##### Given records #####
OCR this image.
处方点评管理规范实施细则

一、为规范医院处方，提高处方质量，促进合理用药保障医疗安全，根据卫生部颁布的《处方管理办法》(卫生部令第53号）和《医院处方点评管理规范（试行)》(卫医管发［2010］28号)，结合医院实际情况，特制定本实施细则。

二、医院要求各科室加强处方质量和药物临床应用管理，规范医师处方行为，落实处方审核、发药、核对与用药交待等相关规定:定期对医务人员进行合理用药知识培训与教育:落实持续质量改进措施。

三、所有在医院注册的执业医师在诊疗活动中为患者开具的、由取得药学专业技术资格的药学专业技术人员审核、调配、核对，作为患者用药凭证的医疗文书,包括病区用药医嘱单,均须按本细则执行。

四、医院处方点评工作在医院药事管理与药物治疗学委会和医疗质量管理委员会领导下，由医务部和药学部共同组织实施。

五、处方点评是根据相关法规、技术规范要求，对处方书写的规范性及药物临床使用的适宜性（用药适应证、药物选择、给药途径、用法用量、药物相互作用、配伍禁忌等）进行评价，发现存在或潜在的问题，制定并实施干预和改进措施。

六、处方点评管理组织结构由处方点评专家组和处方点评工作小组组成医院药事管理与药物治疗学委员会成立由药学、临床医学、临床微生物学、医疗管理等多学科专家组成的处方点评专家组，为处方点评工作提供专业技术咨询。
#####
Print out every entry, keeping each one exact.

OCR this image.
处方点评管理规范实施细则

一、为规范医院处方，提高处方质量，促进合理用药保障医疗安全，根据卫生部颁布的《处方管理办法》(卫生部令第53号）和《医院处方点评管理规范（试行)》(卫医管发［2010］28号)，结合医院实际情况，特制定本实施细则。

二、医院要求各科室加强处方质量和药物临床应用管理，规范医师处方行为，落实处方审核、发药、核对与用药交待等相关规定:定期对医务人员进行合理用药知识培训与教育:落实持续质量改进措施。

三、所有在医院注册的执业医师在诊疗活动中为患者开具的、由取得药学专业技术资格的药学专业技术人员审核、调配、核对，作为患者用药凭证的医疗文书,包括病区用药医嘱单,均须按本细则执行。

四、医院处方点评工作在医院药事管理与药物治疗学委会和医疗质量管理委员会领导下，由医务部和药学部共同组织实施。

五、处方点评是根据相关法规、技术规范要求，对处方书写的规范性及药物临床使用的适宜性（用药适应证、药物选择、给药途径、用法用量、药物相互作用、配伍禁忌等）进行评价，发现存在或潜在的问题，制定并实施干预和改进措施。

六、处方点评管理组织结构由处方点评专家组和处方点评工作小组组成医院药事管理与药物治疗学委员会成立由药学、临床医学、临床微生物学、医疗管理等多学科专家组成的处方点评专家组，为处方点评工作提供专业技术咨询。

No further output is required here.